(TASKS):
**a)** Write down the passage of the Christoffel symbol thread between "In the first" and "a symmetric tensor.", inclusive.
**b)** Add the next part of the Christoffel symbol thread, starting after its final post.

(PAGE EXCERPT):
● ● ● ● ●

Components of Christoffel symbol

[gabbagabbahey]

Sorry, the form of the line equation you want to use is the form you posted in #24...You then have $x(t)=a_x+b_xt$, $y(t)=a_y+b_yt$, and $z(t)=a_z+b_zt$ in Cartesians...what are these equations in Spherical coords?

 

[latentcorpse]

ok. i would get

$$r(t) \sin{\theta(t)} \cos{\phi(t)}=a_x + b_x t$$
$$r(t) \sin{\theta(t)} \sin{\phi(t)}=a_y + b_y t$$
$$r(t) \cos{\theta(t)}=a_z + b_z t$$

surely i need to rearrange these to get
r=something
theta=something and
phi=something?

 

[dx]

In the first post, you said that the metric is a 2-form. It is not. A 2-form is a covariant anti-symmetric tensor of rank 2, while a metric is always a symmetric tensor.

 

[gabbagabbahey]

surely i need to rearrange these to get
r=something
theta=something and
phi=something?

That shouldn't be too hard to do...the inverse relations between $\{r,\theta,\phi\}$ and $\{x,y,z\}$ are fairly well known

 

[latentcorpse]

ok. so i take
$$r(t)=\sqrt{x(t)^2+y(t)^2+z(t)^2}$$
$$\theta(t)=\tan^{-1}{\frac{y}{x}}$$
$$\phi(t)=\cos^{-1}{\frac{z}{r}}$$

and plug these into the 3 geodesic ODE's, yes?

● ● ● ● ●

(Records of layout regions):
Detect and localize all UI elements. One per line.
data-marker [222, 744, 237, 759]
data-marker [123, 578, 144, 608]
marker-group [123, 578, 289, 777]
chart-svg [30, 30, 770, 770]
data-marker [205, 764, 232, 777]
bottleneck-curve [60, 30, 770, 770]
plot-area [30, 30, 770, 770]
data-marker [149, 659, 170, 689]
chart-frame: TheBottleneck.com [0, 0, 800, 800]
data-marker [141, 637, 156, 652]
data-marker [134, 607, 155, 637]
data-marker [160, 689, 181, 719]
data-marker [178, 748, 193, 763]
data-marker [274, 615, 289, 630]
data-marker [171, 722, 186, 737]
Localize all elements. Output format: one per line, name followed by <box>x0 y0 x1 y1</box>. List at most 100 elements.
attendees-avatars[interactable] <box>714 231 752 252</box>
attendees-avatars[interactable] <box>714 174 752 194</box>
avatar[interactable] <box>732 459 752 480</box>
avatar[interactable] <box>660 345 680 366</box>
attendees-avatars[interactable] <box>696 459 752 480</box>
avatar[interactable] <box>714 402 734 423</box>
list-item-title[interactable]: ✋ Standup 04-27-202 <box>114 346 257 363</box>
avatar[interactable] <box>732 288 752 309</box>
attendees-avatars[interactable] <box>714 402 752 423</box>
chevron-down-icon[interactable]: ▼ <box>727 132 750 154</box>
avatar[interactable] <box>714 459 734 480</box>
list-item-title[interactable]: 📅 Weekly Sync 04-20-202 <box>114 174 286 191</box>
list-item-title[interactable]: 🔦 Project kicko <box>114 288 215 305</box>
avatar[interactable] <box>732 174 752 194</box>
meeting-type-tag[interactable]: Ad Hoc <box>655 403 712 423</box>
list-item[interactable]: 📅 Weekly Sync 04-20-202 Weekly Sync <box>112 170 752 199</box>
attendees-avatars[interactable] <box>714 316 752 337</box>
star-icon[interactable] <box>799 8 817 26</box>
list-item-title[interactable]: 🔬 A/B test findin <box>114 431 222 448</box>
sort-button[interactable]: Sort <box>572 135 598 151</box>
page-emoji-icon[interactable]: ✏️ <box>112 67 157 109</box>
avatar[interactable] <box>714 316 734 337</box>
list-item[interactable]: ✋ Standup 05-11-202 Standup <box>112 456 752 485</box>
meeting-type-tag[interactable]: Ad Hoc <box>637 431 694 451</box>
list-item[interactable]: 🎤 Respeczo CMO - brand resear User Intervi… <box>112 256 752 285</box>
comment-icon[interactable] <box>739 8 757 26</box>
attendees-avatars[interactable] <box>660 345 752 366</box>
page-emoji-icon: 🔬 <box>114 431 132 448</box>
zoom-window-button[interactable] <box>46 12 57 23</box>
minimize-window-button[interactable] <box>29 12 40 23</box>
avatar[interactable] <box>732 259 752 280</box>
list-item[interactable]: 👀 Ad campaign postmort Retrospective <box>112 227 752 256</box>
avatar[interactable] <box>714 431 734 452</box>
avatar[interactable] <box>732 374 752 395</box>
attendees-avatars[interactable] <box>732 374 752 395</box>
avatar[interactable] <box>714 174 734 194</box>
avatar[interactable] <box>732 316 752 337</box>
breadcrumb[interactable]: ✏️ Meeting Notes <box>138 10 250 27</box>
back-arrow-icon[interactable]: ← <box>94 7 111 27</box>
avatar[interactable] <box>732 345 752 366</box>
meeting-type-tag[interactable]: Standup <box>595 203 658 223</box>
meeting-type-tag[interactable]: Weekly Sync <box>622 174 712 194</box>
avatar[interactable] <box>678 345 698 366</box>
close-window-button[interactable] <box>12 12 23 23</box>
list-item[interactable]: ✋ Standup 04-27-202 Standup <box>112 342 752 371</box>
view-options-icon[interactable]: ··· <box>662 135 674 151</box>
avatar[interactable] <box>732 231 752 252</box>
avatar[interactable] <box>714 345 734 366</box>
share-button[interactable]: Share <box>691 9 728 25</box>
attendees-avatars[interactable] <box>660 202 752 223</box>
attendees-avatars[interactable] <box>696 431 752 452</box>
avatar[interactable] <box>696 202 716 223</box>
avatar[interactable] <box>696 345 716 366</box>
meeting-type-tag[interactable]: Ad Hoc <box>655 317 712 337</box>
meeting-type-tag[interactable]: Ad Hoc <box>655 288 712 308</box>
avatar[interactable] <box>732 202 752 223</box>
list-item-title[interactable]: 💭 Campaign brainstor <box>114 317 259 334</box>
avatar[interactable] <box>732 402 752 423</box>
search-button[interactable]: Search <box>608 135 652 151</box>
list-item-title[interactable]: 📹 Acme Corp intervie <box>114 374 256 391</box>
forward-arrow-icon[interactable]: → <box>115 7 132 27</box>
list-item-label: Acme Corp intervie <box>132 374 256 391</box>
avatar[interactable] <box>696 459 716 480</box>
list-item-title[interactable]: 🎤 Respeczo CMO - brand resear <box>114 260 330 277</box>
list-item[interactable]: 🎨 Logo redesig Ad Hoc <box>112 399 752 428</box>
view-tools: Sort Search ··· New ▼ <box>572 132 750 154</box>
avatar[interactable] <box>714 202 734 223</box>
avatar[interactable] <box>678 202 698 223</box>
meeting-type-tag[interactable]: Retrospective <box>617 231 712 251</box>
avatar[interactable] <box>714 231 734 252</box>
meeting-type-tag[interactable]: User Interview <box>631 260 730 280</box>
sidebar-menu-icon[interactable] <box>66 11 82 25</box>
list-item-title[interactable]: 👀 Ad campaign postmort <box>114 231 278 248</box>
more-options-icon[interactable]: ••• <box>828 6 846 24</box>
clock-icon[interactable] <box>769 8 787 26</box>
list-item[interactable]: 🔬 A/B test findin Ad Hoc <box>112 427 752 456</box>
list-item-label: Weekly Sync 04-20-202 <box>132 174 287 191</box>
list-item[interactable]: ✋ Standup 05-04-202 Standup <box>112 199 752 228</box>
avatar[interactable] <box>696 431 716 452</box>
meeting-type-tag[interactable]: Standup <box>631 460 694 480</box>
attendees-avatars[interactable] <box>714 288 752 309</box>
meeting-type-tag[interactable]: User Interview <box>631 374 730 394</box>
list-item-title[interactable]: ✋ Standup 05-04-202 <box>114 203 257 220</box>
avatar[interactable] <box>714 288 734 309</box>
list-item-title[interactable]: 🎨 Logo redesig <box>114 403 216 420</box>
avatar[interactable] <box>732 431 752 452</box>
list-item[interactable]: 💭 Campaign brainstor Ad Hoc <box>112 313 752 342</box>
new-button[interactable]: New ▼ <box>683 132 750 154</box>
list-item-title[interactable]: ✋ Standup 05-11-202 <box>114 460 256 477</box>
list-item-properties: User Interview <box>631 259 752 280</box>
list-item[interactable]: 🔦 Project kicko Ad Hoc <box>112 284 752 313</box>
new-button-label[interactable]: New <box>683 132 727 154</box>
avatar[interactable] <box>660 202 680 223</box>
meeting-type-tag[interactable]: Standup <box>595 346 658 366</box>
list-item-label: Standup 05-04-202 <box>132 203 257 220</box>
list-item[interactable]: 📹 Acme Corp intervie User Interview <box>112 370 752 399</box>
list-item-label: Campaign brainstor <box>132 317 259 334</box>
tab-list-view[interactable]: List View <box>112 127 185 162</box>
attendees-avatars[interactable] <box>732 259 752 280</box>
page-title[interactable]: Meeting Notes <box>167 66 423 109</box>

● ● ● ● ●

(THE ANSWERS):
**a)**
In the first post, you said that the metric is a 2-form. It is not. A 2-form is a covariant anti-symmetric tensor of rank 2, while a metric is always a symmetric tensor.

**b)**
also could somebody please remind me of the difference between a two form and a rank 2 covariant tensor?
thanks.

 

[dx]

also could somebody please remind me of the difference between a two form and a rank 2 covariant tensor?
thanks.

A 2-form is a rank 2 covariant tensor that is also antisymmetric.

 

[latentcorpse]

so

$$r(t)=\sqrt{a_x^2+a_y^2+a_z^2+(b_x^2+b_y^2+b_z^2)t^2}$$

$$\theta(t)=\tan^{-1}{\frac{a_y+b_yt}{a_x+b_xt}}$$

$$\phi(t)=\cos^{-1}{\frac{a_z+b_zt}{r}}$$

are these what i should sub into the geodesic eqns?

 

[gabbagabbahey]

Sounds like a plan to me...

 

[latentcorpse]

y:=sqrt((a+b*t)^2+(c+d*t)^2+(e+f*t)^2);
r:=diff(y,t,t);
s:=arctan((c+d*t)/(a+b*t));
q:=simplify(y*diff(s,t,t));
l:=arccos((e+f*t)/y);
p:=simplify(y*sin^2(s)*diff(l,t,t));
simplify(r-q+p);

i tried the above MAPLE code because this calculation was getting tediously long by hand but i can't seem to get 0 out as an answer...any ideas where I'm going wrong?

 

[gabbagabbahey]

$$\arctan(y/x)\neq\tan^{-1}(y/x)$$

 

[latentcorpse]

huh? why not?
i can't use tan^(-1) as legitmate maple code - it interprets that as 1/tan(...)

 

[gabbagabbahey]

$\arctan$ is single valued, while the inverse tangent is multivalued (same thing for $\cos^{-1}$)...Does Maple have an "inverse" command?

 

[latentcorpse]

apparently arctan is the inverse of tan according to maple? do you use a different program to maple?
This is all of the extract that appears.